● **Dataset records**:
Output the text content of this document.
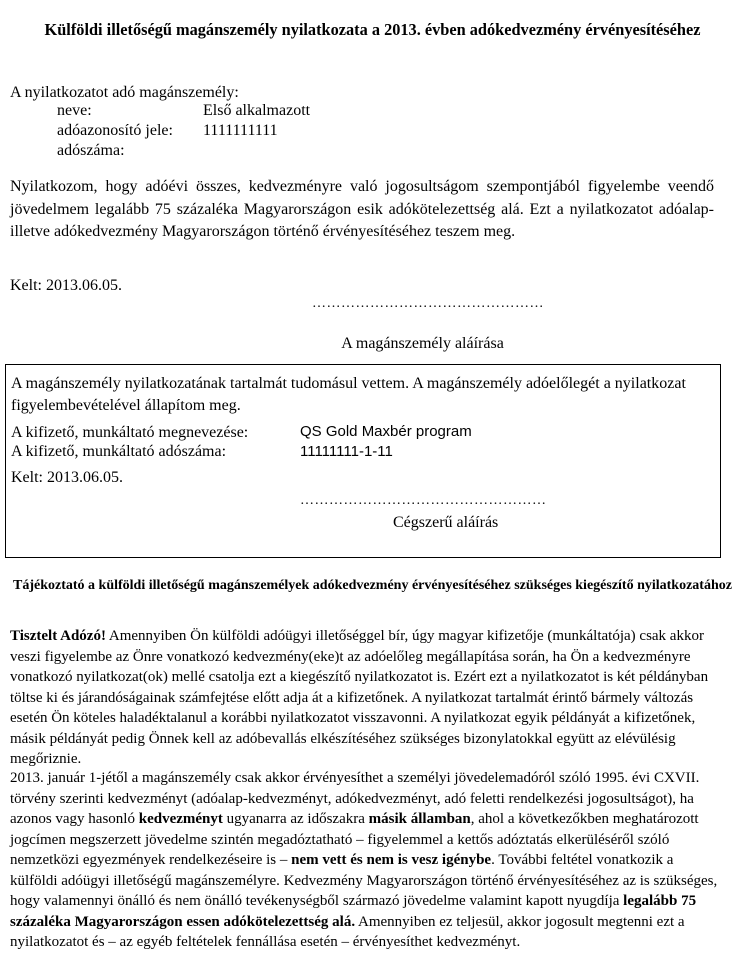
Külföldi illetőségű magánszemély nyilatkozata a 2013. évben adókedvezmény érvényesítéséhez
A nyilatkozatot adó magánszemély:
neve:	Első alkalmazott
adóazonosító jele: 1111111111
adószáma:
Nyilatkozom, hogy adóévi összes, kedvezményre való jogosultságom szempontjából figyelembe veendő jövedelmem legalább 75 százaléka Magyarországon esik adókötelezettség alá. Ezt a nyilatkozatot adóalap- illetve adókedvezmény Magyarországon történő érvényesítéséhez teszem meg.
Kelt: 2013.06.05.
…………………………………………
A magánszemély aláírása
A magánszemély nyilatkozatának tartalmát tudomásul vettem. A magánszemély adóelőlegét a nyilatkozat figyelembevételével állapítom meg.
A kifizető, munkáltató megnevezése:	QS Gold Maxbér program
A kifizető, munkáltató adószáma:	11111111-1-11
Kelt: 2013.06.05.
……………………………………………
Cégszerű aláírás
Tájékoztató a külföldi illetőségű magánszemélyek adókedvezmény érvényesítéséhez szükséges kiegészítő nyilatkozatához
Tisztelt Adózó! Amennyiben Ön külföldi adóügyi illetőséggel bír, úgy magyar kifizetője (munkáltatója) csak akkor veszi figyelembe az Önre vonatkozó kedvezmény(eke)t az adóelőleg megállapítása során, ha Ön a kedvezményre vonatkozó nyilatkozat(ok) mellé csatolja ezt a kiegészítő nyilatkozatot is. Ezért ezt a nyilatkozatot is két példányban töltse ki és járandóságainak számfejtése előtt adja át a kifizetőnek. A nyilatkozat tartalmát érintő bármely változás esetén Ön köteles haladéktalanul a korábbi nyilatkozatot visszavonni. A nyilatkozat egyik példányát a kifizetőnek, másik példányát pedig Önnek kell az adóbevallás elkészítéséhez szükséges bizonylatokkal együtt az elévülésig megőriznie.
2013. január 1-jétől a magánszemély csak akkor érvényesíthet a személyi jövedelemadóról szóló 1995. évi CXVII. törvény szerinti kedvezményt (adóalap-kedvezményt, adókedvezményt, adó feletti rendelkezési jogosultságot), ha azonos vagy hasonló kedvezményt ugyanarra az időszakra másik államban, ahol a következőkben meghatározott jogcímen megszerzett jövedelme szintén megadóztatható – figyelemmel a kettős adóztatás elkerüléséről szóló nemzetközi egyezmények rendelkezéseire is – nem vett és nem is vesz igénybe. További feltétel vonatkozik a külföldi adóügyi illetőségű magánszemélyre. Kedvezmény Magyarországon történő érvényesítéséhez az is szükséges, hogy valamennyi önálló és nem önálló tevékenységből származó jövedelme valamint kapott nyugdíja legalább 75 százaléka Magyarországon essen adókötelezettség alá. Amennyiben ez teljesül, akkor jogosult megtenni ezt a nyilatkozatot és – az egyéb feltételek fennállása esetén – érvényesíthet kedvezményt.
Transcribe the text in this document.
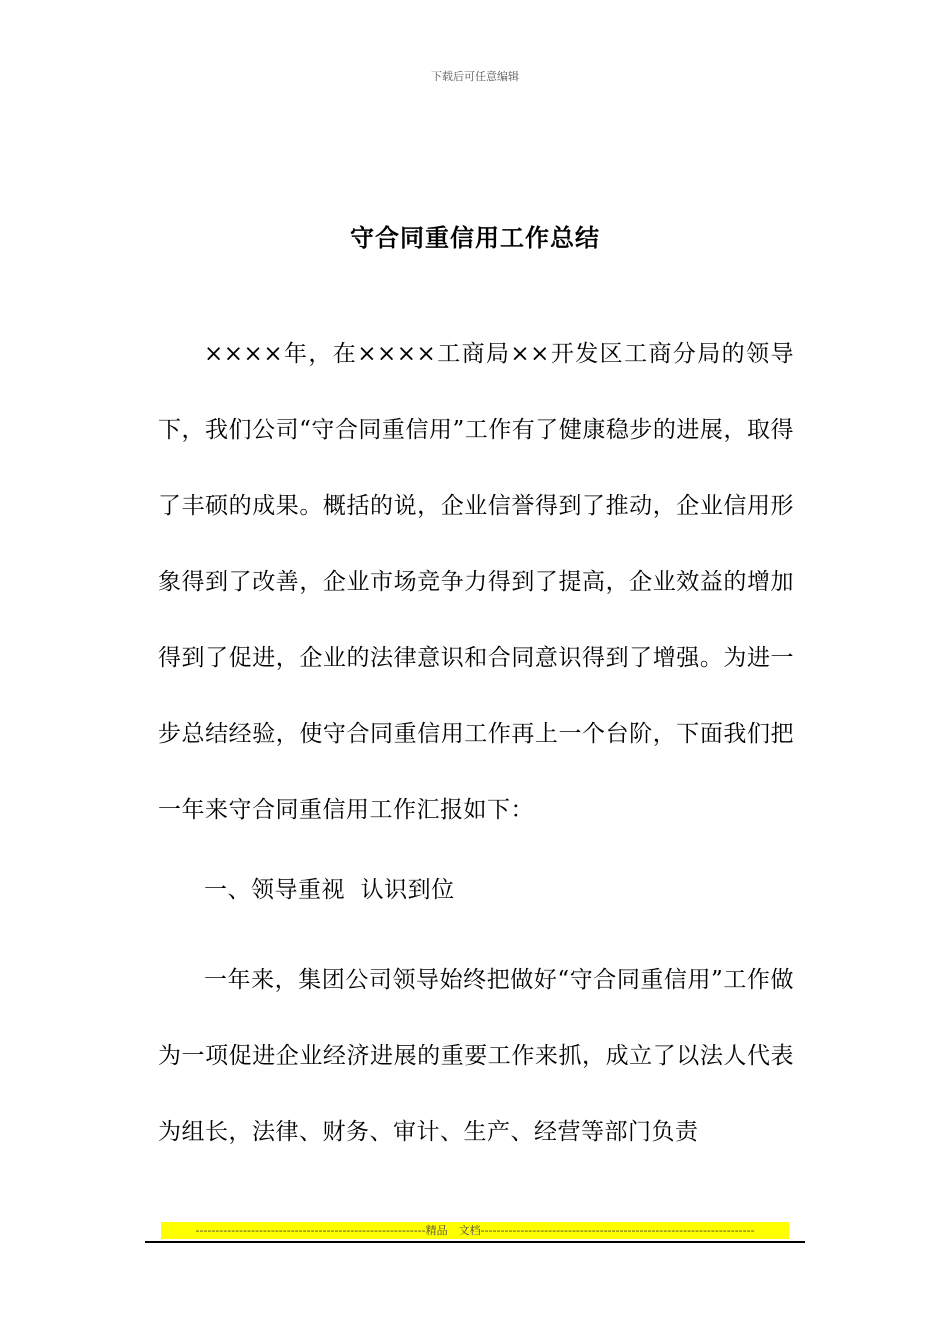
下载后可任意编辑
守合同重信用工作总结
××××年，在××××工商局××开发区工商分局的领导下，我们公司“守合同重信用”工作有了健康稳步的进展，取得了丰硕的成果。概括的说，企业信誉得到了推动，企业信用形象得到了改善，企业市场竞争力得到了提高，企业效益的增加得到了促进，企业的法律意识和合同意识得到了增强。为进一步总结经验，使守合同重信用工作再上一个台阶，下面我们把一年来守合同重信用工作汇报如下：
一、领导重视  认识到位
一年来，集团公司领导始终把做好“守合同重信用”工作做为一项促进企业经济进展的重要工作来抓，成立了以法人代表为组长，法律、财务、审计、生产、经营等部门负责
----------------------------------------------------------精品　文档---------------------------------------------------------------------
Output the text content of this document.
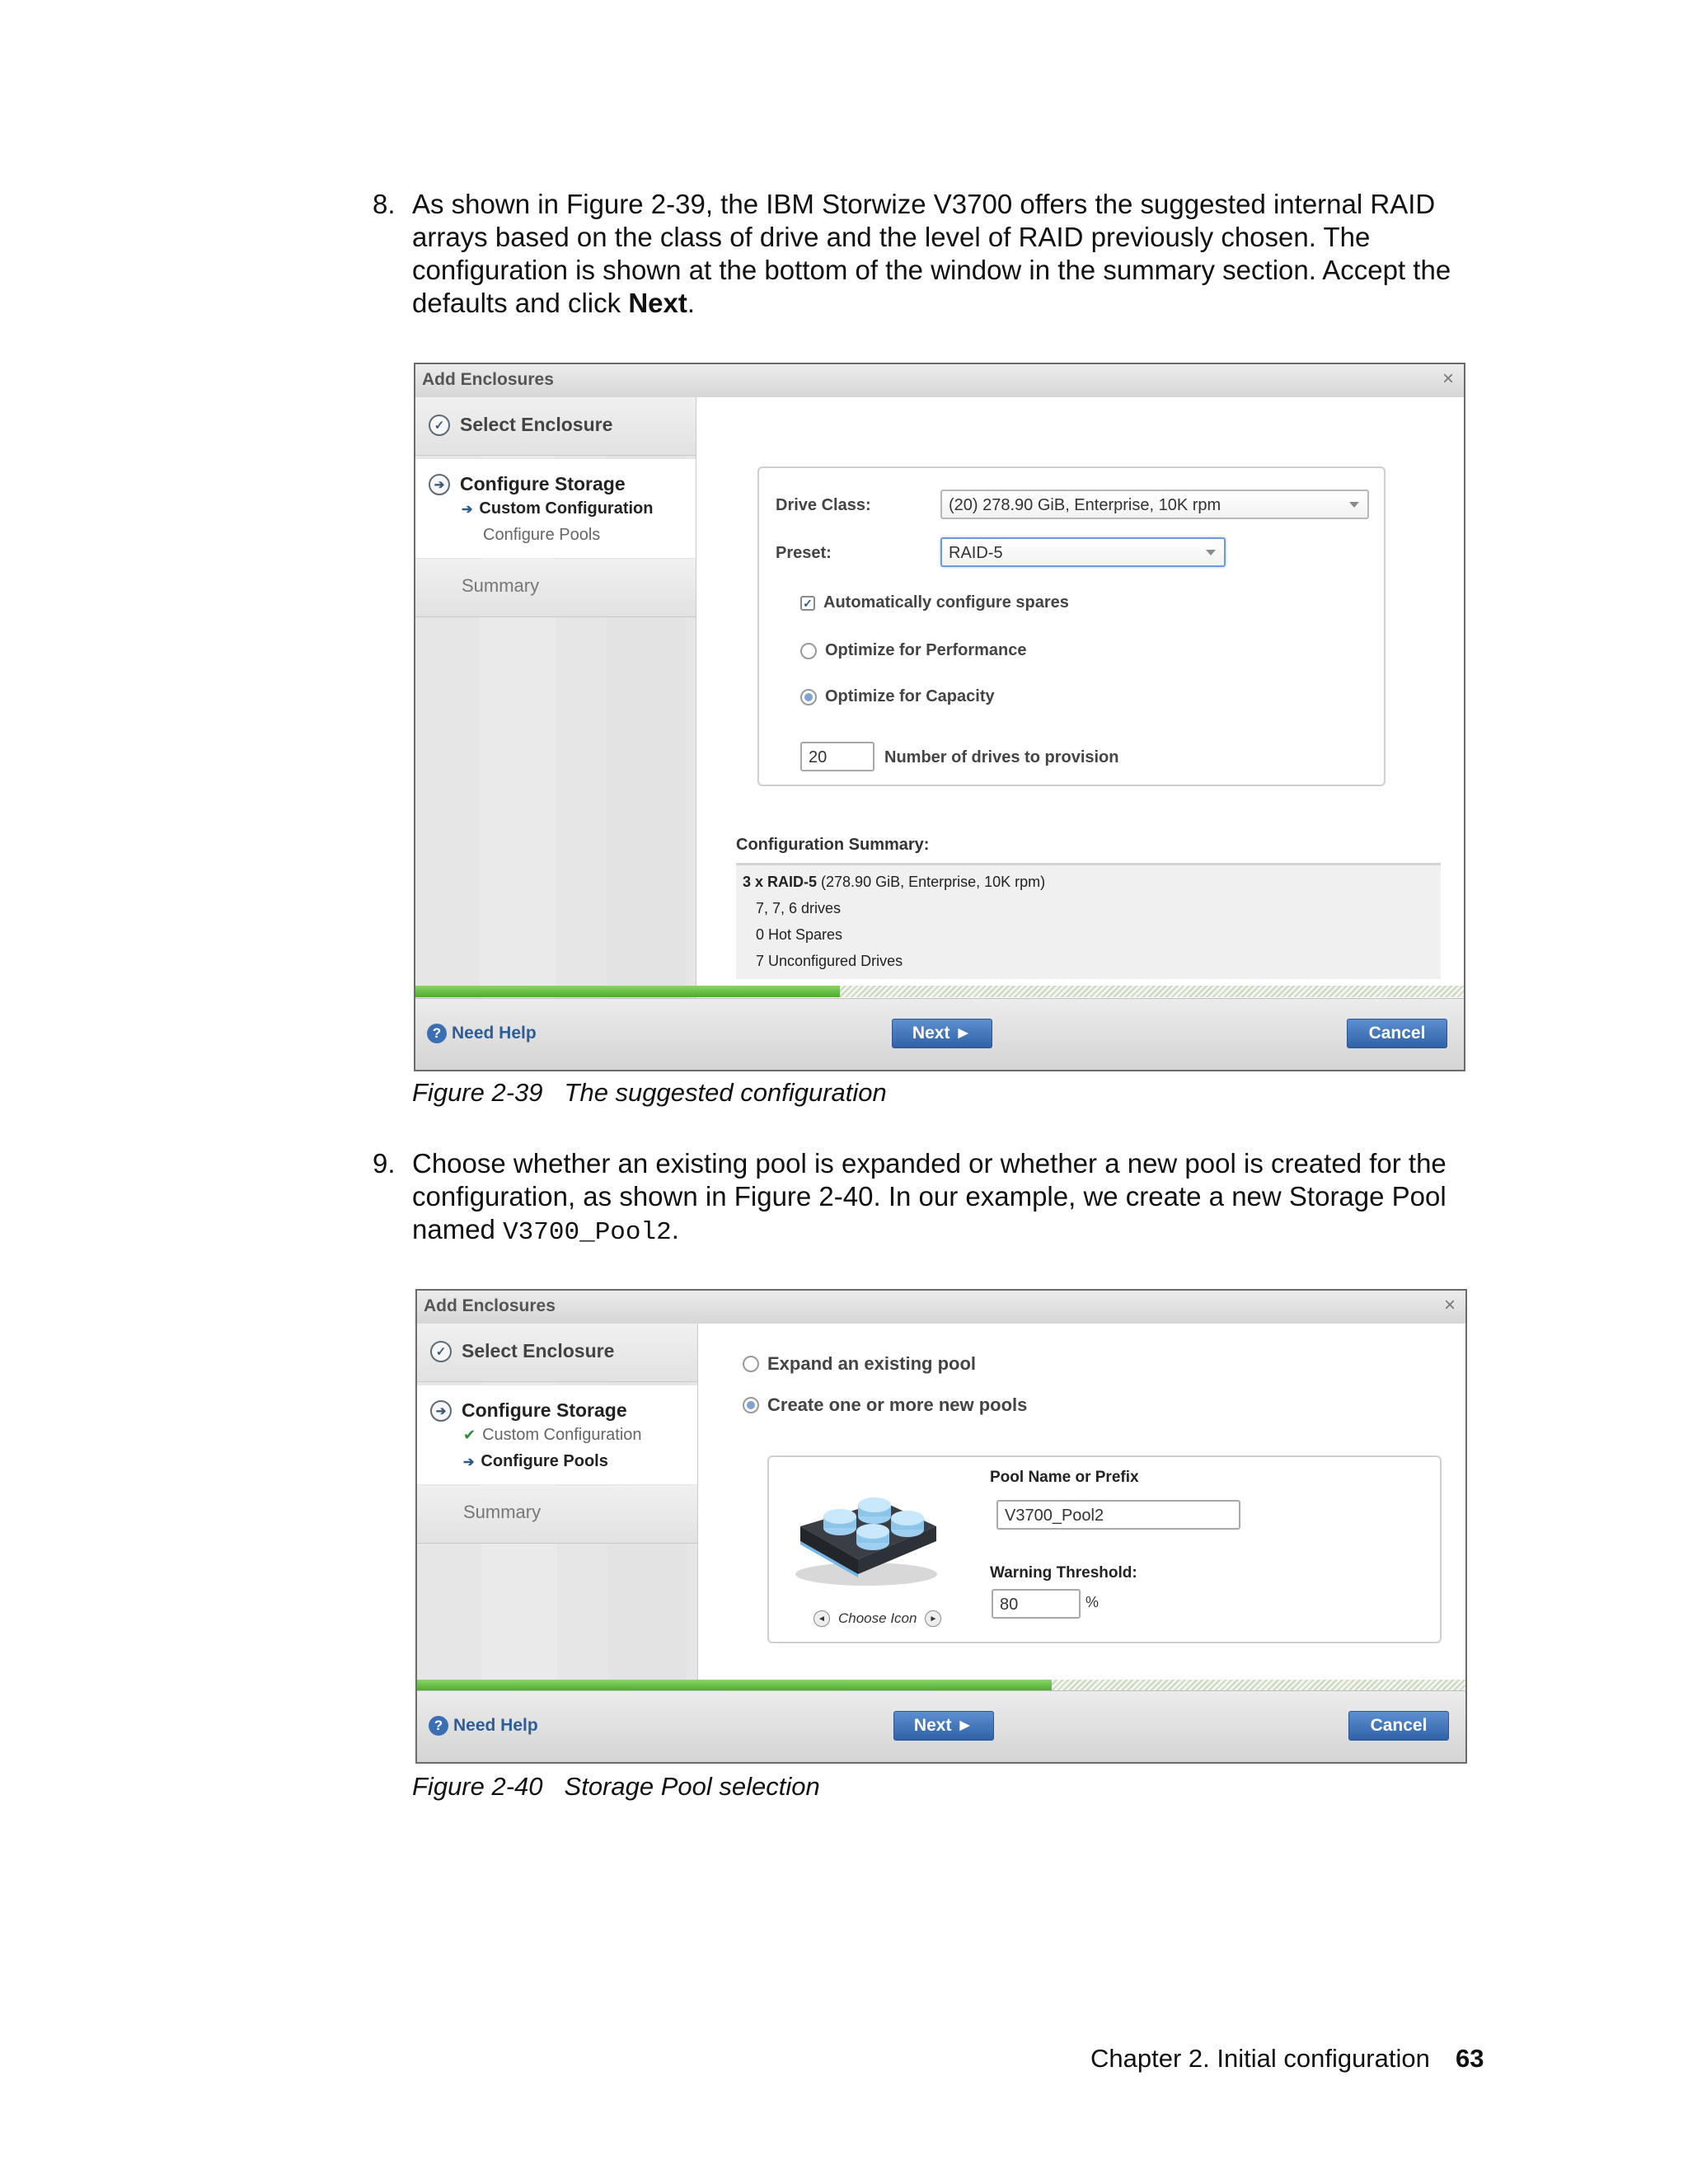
8. As shown in Figure 2-39, the IBM Storwize V3700 offers the suggested internal RAID arrays based on the class of drive and the level of RAID previously chosen. The configuration is shown at the bottom of the window in the summary section. Accept the defaults and click Next.
Add Enclosures	×
✓ Select Enclosure
➔ Configure Storage
➔ Custom Configuration
Configure Pools
Summary
Drive Class:	(20) 278.90 GiB, Enterprise, 10K rpm
Preset:	RAID-5
✓ Automatically configure spares
Optimize for Performance
Optimize for Capacity
20	Number of drives to provision
Configuration Summary:
3 x RAID-5 (278.90 GiB, Enterprise, 10K rpm)
7, 7, 6 drives
0 Hot Spares
7 Unconfigured Drives
? Need Help	Next ►	Cancel
Figure 2-39 The suggested configuration
9. Choose whether an existing pool is expanded or whether a new pool is created for the configuration, as shown in Figure 2-40. In our example, we create a new Storage Pool named V3700_Pool2.
Add Enclosures	×
✓ Select Enclosure
➔ Configure Storage
✔ Custom Configuration
➔ Configure Pools
Summary
Expand an existing pool
Create one or more new pools
◄ Choose Icon	►
Pool Name or Prefix
V3700_Pool2
Warning Threshold:
80	%
? Need Help	Next ►	Cancel
Figure 2-40 Storage Pool selection
Chapter 2. Initial configuration 63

● **Problem details**:
Generate a word-for-word copy of the preceding records, excluding all pictures.

● **Reply to the exercise**:
Output the text content of this document.
Külföldi illetőségű magánszemély nyilatkozata a 2013. évben adókedvezmény érvényesítéséhez
A nyilatkozatot adó magánszemély:
neve:	Első alkalmazott
adóazonosító jele: 1111111111
adószáma:
Nyilatkozom, hogy adóévi összes, kedvezményre való jogosultságom szempontjából figyelembe veendő jövedelmem legalább 75 százaléka Magyarországon esik adókötelezettség alá. Ezt a nyilatkozatot adóalap- illetve adókedvezmény Magyarországon történő érvényesítéséhez teszem meg.
Kelt: 2013.06.05.
…………………………………………
A magánszemély aláírása
A magánszemély nyilatkozatának tartalmát tudomásul vettem. A magánszemély adóelőlegét a nyilatkozat figyelembevételével állapítom meg.
A kifizető, munkáltató megnevezése:	QS Gold Maxbér program
A kifizető, munkáltató adószáma:	11111111-1-11
Kelt: 2013.06.05.
……………………………………………
Cégszerű aláírás
Tájékoztató a külföldi illetőségű magánszemélyek adókedvezmény érvényesítéséhez szükséges kiegészítő nyilatkozatához
Tisztelt Adózó! Amennyiben Ön külföldi adóügyi illetőséggel bír, úgy magyar kifizetője (munkáltatója) csak akkor veszi figyelembe az Önre vonatkozó kedvezmény(eke)t az adóelőleg megállapítása során, ha Ön a kedvezményre vonatkozó nyilatkozat(ok) mellé csatolja ezt a kiegészítő nyilatkozatot is. Ezért ezt a nyilatkozatot is két példányban töltse ki és járandóságainak számfejtése előtt adja át a kifizetőnek. A nyilatkozat tartalmát érintő bármely változás esetén Ön köteles haladéktalanul a korábbi nyilatkozatot visszavonni. A nyilatkozat egyik példányát a kifizetőnek, másik példányát pedig Önnek kell az adóbevallás elkészítéséhez szükséges bizonylatokkal együtt az elévülésig megőriznie.
2013. január 1-jétől a magánszemély csak akkor érvényesíthet a személyi jövedelemadóról szóló 1995. évi CXVII. törvény szerinti kedvezményt (adóalap-kedvezményt, adókedvezményt, adó feletti rendelkezési jogosultságot), ha azonos vagy hasonló kedvezményt ugyanarra az időszakra másik államban, ahol a következőkben meghatározott jogcímen megszerzett jövedelme szintén megadóztatható – figyelemmel a kettős adóztatás elkerüléséről szóló nemzetközi egyezmények rendelkezéseire is – nem vett és nem is vesz igénybe. További feltétel vonatkozik a külföldi adóügyi illetőségű magánszemélyre. Kedvezmény Magyarországon történő érvényesítéséhez az is szükséges, hogy valamennyi önálló és nem önálló tevékenységből származó jövedelme valamint kapott nyugdíja legalább 75 százaléka Magyarországon essen adókötelezettség alá. Amennyiben ez teljesül, akkor jogosult megtenni ezt a nyilatkozatot és – az egyéb feltételek fennállása esetén – érvényesíthet kedvezményt.
Transcribe the text in this document.
下载后可任意编辑
守合同重信用工作总结
××××年，在××××工商局××开发区工商分局的领导下，我们公司“守合同重信用”工作有了健康稳步的进展，取得了丰硕的成果。概括的说，企业信誉得到了推动，企业信用形象得到了改善，企业市场竞争力得到了提高，企业效益的增加得到了促进，企业的法律意识和合同意识得到了增强。为进一步总结经验，使守合同重信用工作再上一个台阶，下面我们把一年来守合同重信用工作汇报如下：
一、领导重视  认识到位
一年来，集团公司领导始终把做好“守合同重信用”工作做为一项促进企业经济进展的重要工作来抓，成立了以法人代表为组长，法律、财务、审计、生产、经营等部门负责
----------------------------------------------------------精品　文档---------------------------------------------------------------------
Output the text content of this document.
8. As shown in Figure 2-39, the IBM Storwize V3700 offers the suggested internal RAID arrays based on the class of drive and the level of RAID previously chosen. The configuration is shown at the bottom of the window in the summary section. Accept the defaults and click Next.
Add Enclosures	×
✓ Select Enclosure
➔ Configure Storage
➔ Custom Configuration
Configure Pools
Summary
Drive Class:	(20) 278.90 GiB, Enterprise, 10K rpm
Preset:	RAID-5
✓ Automatically configure spares
Optimize for Performance
Optimize for Capacity
20	Number of drives to provision
Configuration Summary:
3 x RAID-5 (278.90 GiB, Enterprise, 10K rpm)
7, 7, 6 drives
0 Hot Spares
7 Unconfigured Drives
? Need Help	Next ►	Cancel
Figure 2-39 The suggested configuration
9. Choose whether an existing pool is expanded or whether a new pool is created for the configuration, as shown in Figure 2-40. In our example, we create a new Storage Pool named V3700_Pool2.
Add Enclosures	×
✓ Select Enclosure
➔ Configure Storage
✔ Custom Configuration
➔ Configure Pools
Summary
Expand an existing pool
Create one or more new pools
◄ Choose Icon	►
Pool Name or Prefix
V3700_Pool2
Warning Threshold:
80	%
? Need Help	Next ►	Cancel
Figure 2-40 Storage Pool selection
Chapter 2. Initial configuration 63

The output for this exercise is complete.